Where a line contains the word "国家统计局公布", copy that line in full.
----------------------------------------
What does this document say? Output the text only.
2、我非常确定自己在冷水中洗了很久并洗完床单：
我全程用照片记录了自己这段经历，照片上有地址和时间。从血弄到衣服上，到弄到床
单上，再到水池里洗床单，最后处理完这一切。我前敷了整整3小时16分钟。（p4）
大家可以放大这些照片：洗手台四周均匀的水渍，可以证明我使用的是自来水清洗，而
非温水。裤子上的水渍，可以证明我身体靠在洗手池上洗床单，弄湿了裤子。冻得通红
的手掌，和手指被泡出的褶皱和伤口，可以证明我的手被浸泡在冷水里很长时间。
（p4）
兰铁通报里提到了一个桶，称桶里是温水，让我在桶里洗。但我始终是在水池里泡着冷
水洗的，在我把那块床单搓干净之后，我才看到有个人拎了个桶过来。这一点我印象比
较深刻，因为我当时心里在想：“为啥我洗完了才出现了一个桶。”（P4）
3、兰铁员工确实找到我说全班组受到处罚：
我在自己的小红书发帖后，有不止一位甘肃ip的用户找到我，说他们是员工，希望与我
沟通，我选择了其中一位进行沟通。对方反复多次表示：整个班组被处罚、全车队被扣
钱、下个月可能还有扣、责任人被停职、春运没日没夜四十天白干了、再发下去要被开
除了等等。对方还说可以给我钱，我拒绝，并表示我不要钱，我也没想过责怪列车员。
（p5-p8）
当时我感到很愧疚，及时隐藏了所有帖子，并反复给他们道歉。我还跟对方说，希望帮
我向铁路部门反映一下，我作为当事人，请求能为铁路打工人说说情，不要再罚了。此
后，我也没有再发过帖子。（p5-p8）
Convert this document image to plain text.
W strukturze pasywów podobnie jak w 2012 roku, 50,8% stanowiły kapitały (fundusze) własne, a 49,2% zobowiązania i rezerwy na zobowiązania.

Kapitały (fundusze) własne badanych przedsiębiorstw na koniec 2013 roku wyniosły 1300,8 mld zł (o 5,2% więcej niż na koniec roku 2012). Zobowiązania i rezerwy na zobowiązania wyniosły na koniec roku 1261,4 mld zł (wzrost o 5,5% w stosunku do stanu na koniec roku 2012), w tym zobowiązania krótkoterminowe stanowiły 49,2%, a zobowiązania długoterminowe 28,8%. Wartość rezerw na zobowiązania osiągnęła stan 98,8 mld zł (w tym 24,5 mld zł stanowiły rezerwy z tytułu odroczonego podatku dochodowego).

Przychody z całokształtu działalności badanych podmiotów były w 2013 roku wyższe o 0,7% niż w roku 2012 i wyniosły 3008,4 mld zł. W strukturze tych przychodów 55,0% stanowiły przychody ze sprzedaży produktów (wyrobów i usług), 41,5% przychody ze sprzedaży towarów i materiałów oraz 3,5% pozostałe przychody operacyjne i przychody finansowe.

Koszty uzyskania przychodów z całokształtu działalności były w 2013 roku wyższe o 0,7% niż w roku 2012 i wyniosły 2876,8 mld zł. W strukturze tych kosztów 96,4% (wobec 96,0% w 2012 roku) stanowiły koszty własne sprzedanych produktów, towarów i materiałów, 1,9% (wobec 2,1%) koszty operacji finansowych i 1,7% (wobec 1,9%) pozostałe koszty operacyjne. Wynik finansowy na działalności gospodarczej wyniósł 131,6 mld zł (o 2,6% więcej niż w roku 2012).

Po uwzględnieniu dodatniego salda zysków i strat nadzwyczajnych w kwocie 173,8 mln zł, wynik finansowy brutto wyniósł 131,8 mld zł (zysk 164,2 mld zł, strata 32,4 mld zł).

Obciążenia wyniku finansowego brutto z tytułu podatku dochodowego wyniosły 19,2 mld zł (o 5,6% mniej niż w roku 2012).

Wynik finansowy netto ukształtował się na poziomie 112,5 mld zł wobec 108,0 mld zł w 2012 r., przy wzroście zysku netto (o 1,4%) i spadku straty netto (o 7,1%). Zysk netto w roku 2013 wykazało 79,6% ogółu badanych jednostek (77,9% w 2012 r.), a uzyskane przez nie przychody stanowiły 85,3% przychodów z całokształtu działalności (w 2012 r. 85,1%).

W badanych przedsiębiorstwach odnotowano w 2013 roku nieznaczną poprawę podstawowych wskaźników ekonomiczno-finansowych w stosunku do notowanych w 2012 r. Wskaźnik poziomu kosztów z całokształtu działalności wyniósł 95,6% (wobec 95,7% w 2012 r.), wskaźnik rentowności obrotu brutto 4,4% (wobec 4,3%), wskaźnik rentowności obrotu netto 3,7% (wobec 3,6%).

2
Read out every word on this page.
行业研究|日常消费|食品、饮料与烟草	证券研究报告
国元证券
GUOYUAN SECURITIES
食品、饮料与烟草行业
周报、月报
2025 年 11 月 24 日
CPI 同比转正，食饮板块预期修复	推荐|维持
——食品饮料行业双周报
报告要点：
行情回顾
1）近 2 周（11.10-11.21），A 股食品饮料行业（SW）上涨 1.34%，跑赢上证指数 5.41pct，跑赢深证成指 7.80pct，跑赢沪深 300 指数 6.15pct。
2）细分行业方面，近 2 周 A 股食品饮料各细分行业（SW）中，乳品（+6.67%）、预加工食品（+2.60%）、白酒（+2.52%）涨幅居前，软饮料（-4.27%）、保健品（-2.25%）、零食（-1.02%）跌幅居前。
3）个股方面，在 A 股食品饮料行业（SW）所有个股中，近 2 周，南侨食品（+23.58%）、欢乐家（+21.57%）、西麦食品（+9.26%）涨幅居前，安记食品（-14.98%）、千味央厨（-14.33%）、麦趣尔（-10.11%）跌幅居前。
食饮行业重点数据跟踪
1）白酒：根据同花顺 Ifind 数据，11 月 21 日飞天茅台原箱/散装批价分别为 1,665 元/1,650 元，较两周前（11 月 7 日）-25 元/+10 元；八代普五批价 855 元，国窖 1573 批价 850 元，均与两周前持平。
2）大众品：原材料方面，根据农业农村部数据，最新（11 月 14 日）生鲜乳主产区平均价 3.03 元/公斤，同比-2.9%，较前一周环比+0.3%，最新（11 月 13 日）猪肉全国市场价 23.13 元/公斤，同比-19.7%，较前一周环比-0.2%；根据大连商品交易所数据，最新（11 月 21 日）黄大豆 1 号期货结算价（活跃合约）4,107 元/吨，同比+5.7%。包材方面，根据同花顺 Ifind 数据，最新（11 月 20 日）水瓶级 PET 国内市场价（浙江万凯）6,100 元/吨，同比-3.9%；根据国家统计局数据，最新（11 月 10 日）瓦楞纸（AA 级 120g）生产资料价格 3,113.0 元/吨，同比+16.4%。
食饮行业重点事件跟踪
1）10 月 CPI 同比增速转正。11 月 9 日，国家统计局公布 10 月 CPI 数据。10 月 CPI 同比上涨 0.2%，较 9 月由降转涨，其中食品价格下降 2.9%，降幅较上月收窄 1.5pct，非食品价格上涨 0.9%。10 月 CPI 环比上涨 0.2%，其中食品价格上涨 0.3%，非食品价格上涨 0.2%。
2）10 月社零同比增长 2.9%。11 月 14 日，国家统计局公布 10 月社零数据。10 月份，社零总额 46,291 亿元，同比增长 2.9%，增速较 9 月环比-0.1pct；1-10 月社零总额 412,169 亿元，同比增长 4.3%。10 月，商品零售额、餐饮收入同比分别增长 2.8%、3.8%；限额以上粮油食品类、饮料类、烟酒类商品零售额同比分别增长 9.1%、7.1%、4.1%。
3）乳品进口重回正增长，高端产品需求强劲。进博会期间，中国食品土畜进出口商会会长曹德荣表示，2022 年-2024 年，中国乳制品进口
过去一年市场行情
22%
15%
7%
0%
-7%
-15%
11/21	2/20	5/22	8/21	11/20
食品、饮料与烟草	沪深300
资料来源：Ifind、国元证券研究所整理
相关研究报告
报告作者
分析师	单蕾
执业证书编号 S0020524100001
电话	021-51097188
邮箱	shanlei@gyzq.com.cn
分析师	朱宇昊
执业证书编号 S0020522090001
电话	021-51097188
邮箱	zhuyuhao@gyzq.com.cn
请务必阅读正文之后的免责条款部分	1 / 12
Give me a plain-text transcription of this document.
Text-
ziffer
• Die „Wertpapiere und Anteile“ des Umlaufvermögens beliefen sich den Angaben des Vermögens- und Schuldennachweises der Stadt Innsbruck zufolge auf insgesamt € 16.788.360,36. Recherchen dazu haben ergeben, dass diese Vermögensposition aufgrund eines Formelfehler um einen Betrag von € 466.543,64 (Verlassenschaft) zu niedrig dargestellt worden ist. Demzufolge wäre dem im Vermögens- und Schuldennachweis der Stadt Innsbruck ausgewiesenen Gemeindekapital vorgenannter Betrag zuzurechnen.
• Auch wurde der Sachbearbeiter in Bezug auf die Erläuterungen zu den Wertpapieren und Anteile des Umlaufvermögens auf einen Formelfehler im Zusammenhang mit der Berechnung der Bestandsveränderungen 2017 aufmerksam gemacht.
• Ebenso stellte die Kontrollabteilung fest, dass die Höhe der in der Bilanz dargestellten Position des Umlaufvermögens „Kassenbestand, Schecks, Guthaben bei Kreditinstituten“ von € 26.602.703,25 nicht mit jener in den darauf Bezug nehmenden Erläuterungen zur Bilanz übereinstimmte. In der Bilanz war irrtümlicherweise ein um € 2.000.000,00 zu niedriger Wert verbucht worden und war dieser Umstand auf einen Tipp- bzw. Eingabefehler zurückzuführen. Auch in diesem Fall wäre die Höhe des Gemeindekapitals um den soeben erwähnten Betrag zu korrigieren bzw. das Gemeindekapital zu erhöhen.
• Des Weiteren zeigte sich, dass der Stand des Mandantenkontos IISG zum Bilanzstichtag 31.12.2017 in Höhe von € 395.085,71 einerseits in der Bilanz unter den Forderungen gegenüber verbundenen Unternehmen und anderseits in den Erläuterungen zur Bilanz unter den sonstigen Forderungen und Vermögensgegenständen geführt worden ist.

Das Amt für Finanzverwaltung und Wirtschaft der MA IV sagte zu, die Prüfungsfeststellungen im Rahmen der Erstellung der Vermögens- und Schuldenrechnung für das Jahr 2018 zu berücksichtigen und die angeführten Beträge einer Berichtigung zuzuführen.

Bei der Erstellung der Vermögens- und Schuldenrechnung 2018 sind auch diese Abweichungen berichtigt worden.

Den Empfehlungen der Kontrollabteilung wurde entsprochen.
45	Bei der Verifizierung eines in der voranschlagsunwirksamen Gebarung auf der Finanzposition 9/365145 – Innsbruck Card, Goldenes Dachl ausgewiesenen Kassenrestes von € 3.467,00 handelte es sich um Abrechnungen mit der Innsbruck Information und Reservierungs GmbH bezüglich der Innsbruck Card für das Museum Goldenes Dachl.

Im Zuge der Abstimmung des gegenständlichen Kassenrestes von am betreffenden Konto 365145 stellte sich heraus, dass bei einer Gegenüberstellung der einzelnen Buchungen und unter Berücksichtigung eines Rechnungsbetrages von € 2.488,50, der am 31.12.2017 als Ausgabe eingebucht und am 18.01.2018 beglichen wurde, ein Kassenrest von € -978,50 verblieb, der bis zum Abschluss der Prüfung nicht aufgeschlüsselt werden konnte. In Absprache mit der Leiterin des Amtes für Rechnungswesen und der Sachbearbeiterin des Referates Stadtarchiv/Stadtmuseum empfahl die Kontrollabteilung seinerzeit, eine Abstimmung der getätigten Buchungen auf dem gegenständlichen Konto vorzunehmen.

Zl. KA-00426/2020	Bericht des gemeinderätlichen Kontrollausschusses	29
----------------------------------------
Answer to the exercise |
1）10 月 CPI 同比增速转正。11 月 9 日，国家统计局公布 10 月 CPI 数据。10 月 CPI 同比上涨 0.2%，较 9 月由降转涨，其中食品价格下降 2.9%，降幅较上月收窄 1.5pct，非食品价格上涨 0.9%。10 月 CPI 环比上涨 0.2%，其中食品价格上涨 0.3%，非食品价格上涨 0.2%。
2）10 月社零同比增长 2.9%。11 月 14 日，国家统计局公布 10 月社零数据。10 月份，社零总额 46,291 亿元，同比增长 2.9%，增速较 9 月环比-0.1pct；1-10 月社零总额 412,169 亿元，同比增长 4.3%。10 月，商品零售额、餐饮收入同比分别增长 2.8%、3.8%；限额以上粮油食品类、饮料类、烟酒类商品零售额同比分别增长 9.1%、7.1%、4.1%。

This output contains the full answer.